▸ **Job**: Output only the count of lines that contain "title".

▸ **Supplied data**:
- - -

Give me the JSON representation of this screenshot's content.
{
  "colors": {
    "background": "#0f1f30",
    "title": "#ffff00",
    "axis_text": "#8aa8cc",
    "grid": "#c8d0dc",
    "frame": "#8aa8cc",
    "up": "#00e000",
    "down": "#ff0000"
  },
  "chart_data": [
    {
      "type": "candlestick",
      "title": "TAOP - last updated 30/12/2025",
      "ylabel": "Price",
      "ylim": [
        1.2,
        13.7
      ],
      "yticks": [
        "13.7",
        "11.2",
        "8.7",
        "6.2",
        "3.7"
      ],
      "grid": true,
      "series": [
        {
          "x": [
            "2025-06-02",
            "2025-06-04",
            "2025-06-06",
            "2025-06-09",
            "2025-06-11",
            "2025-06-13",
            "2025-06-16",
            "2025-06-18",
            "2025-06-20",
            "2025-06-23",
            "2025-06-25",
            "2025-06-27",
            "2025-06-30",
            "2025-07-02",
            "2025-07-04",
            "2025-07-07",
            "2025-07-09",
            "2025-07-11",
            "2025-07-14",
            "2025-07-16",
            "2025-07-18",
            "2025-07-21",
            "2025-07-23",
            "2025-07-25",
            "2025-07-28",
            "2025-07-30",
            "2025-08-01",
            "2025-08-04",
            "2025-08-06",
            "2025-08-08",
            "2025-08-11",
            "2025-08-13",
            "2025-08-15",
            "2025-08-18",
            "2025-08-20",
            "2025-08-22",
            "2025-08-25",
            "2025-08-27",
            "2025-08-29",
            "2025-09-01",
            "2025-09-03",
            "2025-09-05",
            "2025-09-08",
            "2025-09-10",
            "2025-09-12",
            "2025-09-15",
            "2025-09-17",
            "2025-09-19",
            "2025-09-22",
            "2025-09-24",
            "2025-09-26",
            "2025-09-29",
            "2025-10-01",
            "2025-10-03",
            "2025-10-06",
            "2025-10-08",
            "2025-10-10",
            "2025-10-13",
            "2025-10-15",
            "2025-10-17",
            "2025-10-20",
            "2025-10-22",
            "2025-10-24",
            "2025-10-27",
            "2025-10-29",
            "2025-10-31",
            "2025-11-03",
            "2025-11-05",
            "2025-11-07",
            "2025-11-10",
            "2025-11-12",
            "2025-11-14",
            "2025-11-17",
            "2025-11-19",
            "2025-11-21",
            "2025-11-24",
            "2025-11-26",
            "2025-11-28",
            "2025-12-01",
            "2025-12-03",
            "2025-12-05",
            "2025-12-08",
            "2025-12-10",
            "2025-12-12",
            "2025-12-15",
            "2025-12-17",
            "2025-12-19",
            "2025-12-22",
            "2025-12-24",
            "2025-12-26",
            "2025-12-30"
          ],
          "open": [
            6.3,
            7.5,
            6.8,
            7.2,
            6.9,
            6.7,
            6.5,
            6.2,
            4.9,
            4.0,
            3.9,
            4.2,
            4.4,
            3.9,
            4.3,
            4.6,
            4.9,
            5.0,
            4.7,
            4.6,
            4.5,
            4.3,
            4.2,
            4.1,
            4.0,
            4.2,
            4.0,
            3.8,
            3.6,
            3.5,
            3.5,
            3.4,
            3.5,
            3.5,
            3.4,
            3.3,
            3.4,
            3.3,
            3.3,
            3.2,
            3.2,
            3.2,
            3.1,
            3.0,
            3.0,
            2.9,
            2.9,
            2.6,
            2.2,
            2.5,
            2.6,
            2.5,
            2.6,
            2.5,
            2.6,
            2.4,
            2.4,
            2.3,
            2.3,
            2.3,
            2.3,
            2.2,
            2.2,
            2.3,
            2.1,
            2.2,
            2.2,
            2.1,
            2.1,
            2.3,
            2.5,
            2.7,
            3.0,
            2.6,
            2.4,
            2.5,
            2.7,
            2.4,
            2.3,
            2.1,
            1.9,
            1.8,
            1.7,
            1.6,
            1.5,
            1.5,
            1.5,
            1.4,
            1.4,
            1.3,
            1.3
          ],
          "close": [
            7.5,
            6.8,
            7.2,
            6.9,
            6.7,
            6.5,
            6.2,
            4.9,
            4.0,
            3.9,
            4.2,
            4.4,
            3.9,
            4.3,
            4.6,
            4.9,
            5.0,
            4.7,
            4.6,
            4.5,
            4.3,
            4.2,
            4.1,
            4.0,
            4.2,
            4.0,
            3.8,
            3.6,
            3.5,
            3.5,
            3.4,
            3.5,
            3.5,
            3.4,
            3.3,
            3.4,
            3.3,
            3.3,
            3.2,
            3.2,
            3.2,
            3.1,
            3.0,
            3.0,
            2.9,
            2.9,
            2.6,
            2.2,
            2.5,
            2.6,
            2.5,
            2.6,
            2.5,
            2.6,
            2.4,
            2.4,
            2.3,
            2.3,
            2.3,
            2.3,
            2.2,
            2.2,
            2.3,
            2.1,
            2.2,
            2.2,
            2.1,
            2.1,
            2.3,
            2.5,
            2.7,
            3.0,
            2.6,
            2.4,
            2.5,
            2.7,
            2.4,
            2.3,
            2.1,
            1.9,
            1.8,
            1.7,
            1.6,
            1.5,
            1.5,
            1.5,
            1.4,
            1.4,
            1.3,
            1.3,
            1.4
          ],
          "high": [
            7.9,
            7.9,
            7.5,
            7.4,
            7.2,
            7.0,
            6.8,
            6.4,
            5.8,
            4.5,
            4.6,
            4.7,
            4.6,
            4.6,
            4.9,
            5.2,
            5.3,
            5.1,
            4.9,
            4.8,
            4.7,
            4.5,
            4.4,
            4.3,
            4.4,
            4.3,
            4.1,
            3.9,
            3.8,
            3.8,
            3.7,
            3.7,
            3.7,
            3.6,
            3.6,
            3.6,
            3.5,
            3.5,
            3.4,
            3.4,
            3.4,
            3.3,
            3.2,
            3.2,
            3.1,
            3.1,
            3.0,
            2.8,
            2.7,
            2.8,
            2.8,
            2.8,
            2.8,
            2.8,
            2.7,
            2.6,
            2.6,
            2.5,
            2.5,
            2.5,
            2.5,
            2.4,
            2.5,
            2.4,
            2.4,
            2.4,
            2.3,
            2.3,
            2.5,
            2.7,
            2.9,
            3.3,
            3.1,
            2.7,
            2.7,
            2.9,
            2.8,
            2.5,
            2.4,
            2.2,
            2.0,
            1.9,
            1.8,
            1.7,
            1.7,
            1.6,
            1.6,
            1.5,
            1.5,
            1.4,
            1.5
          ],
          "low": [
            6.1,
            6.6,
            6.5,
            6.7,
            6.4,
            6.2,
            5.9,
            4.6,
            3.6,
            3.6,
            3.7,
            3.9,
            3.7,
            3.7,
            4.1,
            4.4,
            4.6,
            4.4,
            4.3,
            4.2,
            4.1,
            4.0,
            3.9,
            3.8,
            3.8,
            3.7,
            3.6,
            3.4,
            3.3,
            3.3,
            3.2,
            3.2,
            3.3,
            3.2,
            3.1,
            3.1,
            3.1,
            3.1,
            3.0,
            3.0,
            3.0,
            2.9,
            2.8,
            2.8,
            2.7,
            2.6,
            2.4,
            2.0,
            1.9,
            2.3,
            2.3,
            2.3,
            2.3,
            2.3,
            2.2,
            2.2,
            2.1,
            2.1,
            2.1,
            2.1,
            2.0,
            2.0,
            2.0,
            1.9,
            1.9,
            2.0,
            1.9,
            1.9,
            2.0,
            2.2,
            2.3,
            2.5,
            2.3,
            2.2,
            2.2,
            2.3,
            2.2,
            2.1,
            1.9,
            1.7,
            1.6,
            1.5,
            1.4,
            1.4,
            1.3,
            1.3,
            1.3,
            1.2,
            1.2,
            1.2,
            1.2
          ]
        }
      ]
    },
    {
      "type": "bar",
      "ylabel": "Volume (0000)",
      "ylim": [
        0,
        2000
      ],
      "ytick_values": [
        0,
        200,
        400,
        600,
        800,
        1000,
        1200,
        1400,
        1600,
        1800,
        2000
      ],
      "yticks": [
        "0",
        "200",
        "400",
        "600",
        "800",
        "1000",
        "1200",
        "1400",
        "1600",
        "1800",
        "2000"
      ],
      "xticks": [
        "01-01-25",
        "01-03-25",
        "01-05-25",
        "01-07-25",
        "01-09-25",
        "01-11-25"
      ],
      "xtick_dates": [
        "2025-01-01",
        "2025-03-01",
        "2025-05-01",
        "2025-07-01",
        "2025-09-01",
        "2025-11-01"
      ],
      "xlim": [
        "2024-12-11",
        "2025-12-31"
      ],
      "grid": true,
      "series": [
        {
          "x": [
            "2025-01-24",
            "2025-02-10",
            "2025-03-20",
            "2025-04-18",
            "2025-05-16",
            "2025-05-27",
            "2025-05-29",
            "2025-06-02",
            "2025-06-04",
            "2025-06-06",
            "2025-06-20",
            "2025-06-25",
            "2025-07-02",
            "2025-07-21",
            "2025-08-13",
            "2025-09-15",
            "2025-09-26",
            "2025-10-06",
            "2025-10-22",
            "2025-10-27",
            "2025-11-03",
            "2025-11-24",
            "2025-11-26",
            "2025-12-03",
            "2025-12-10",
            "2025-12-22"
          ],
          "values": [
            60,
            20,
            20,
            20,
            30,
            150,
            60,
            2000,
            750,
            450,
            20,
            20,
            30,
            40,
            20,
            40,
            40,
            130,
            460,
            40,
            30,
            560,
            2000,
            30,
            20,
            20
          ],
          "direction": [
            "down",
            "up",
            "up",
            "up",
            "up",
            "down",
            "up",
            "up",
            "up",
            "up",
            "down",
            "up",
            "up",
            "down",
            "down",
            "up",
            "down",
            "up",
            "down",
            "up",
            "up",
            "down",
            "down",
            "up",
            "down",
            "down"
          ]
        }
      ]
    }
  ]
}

- - -

▸ **Result of this exercise**: 2